Material for this task:
########

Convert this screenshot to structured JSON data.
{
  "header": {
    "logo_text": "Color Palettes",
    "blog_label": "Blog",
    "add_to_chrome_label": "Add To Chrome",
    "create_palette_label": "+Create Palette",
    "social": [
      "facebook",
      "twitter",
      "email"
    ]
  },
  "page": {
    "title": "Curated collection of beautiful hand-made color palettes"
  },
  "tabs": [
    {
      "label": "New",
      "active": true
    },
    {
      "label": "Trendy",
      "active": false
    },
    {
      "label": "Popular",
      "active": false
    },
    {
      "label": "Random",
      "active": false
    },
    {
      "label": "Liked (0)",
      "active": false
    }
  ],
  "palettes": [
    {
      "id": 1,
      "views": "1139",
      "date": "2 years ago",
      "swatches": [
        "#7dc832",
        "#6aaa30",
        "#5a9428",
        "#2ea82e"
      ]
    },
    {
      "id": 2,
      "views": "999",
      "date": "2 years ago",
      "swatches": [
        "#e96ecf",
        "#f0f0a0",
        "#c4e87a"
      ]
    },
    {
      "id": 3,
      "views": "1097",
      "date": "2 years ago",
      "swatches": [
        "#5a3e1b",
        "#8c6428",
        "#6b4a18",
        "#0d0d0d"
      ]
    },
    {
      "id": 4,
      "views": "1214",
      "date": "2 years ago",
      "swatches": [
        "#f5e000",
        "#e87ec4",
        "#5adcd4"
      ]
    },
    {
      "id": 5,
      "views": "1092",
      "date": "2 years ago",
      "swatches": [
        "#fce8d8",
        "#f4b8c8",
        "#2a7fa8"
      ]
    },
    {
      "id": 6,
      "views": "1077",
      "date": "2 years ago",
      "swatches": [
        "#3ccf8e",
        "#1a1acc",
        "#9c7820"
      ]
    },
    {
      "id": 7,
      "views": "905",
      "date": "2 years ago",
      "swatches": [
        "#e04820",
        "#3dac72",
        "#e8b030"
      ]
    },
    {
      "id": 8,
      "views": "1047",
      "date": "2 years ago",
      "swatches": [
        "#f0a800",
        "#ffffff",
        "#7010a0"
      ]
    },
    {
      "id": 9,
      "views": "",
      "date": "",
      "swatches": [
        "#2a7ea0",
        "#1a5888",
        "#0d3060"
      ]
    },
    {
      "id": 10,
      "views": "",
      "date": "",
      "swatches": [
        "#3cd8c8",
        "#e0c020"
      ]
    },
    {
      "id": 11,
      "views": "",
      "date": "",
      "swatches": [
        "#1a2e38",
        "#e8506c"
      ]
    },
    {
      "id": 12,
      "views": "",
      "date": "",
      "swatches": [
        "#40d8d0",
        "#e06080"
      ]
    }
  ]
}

########

Instruction: Copy every line verbatim.

Response:
Convert this screenshot to structured JSON data.
{
  "header": {
    "logo_text": "Color Palettes",
    "blog_label": "Blog",
    "add_to_chrome_label": "Add To Chrome",
    "create_palette_label": "+Create Palette",
    "social": [
      "facebook",
      "twitter",
      "email"
    ]
  },
  "page": {
    "title": "Curated collection of beautiful hand-made color palettes"
  },
  "tabs": [
    {
      "label": "New",
      "active": true
    },
    {
      "label": "Trendy",
      "active": false
    },
    {
      "label": "Popular",
      "active": false
    },
    {
      "label": "Random",
      "active": false
    },
    {
      "label": "Liked (0)",
      "active": false
    }
  ],
  "palettes": [
    {
      "id": 1,
      "views": "1139",
      "date": "2 years ago",
      "swatches": [
        "#7dc832",
        "#6aaa30",
        "#5a9428",
        "#2ea82e"
      ]
    },
    {
      "id": 2,
      "views": "999",
      "date": "2 years ago",
      "swatches": [
        "#e96ecf",
        "#f0f0a0",
        "#c4e87a"
      ]
    },
    {
      "id": 3,
      "views": "1097",
      "date": "2 years ago",
      "swatches": [
        "#5a3e1b",
        "#8c6428",
        "#6b4a18",
        "#0d0d0d"
      ]
    },
    {
      "id": 4,
      "views": "1214",
      "date": "2 years ago",
      "swatches": [
        "#f5e000",
        "#e87ec4",
        "#5adcd4"
      ]
    },
    {
      "id": 5,
      "views": "1092",
      "date": "2 years ago",
      "swatches": [
        "#fce8d8",
        "#f4b8c8",
        "#2a7fa8"
      ]
    },
    {
      "id": 6,
      "views": "1077",
      "date": "2 years ago",
      "swatches": [
        "#3ccf8e",
        "#1a1acc",
        "#9c7820"
      ]
    },
    {
      "id": 7,
      "views": "905",
      "date": "2 years ago",
      "swatches": [
        "#e04820",
        "#3dac72",
        "#e8b030"
      ]
    },
    {
      "id": 8,
      "views": "1047",
      "date": "2 years ago",
      "swatches": [
        "#f0a800",
        "#ffffff",
        "#7010a0"
      ]
    },
    {
      "id": 9,
      "views": "",
      "date": "",
      "swatches": [
        "#2a7ea0",
        "#1a5888",
        "#0d3060"
      ]
    },
    {
      "id": 10,
      "views": "",
      "date": "",
      "swatches": [
        "#3cd8c8",
        "#e0c020"
      ]
    },
    {
      "id": 11,
      "views": "",
      "date": "",
      "swatches": [
        "#1a2e38",
        "#e8506c"
      ]
    },
    {
      "id": 12,
      "views": "",
      "date": "",
      "swatches": [
        "#40d8d0",
        "#e06080"
      ]
    }
  ]
}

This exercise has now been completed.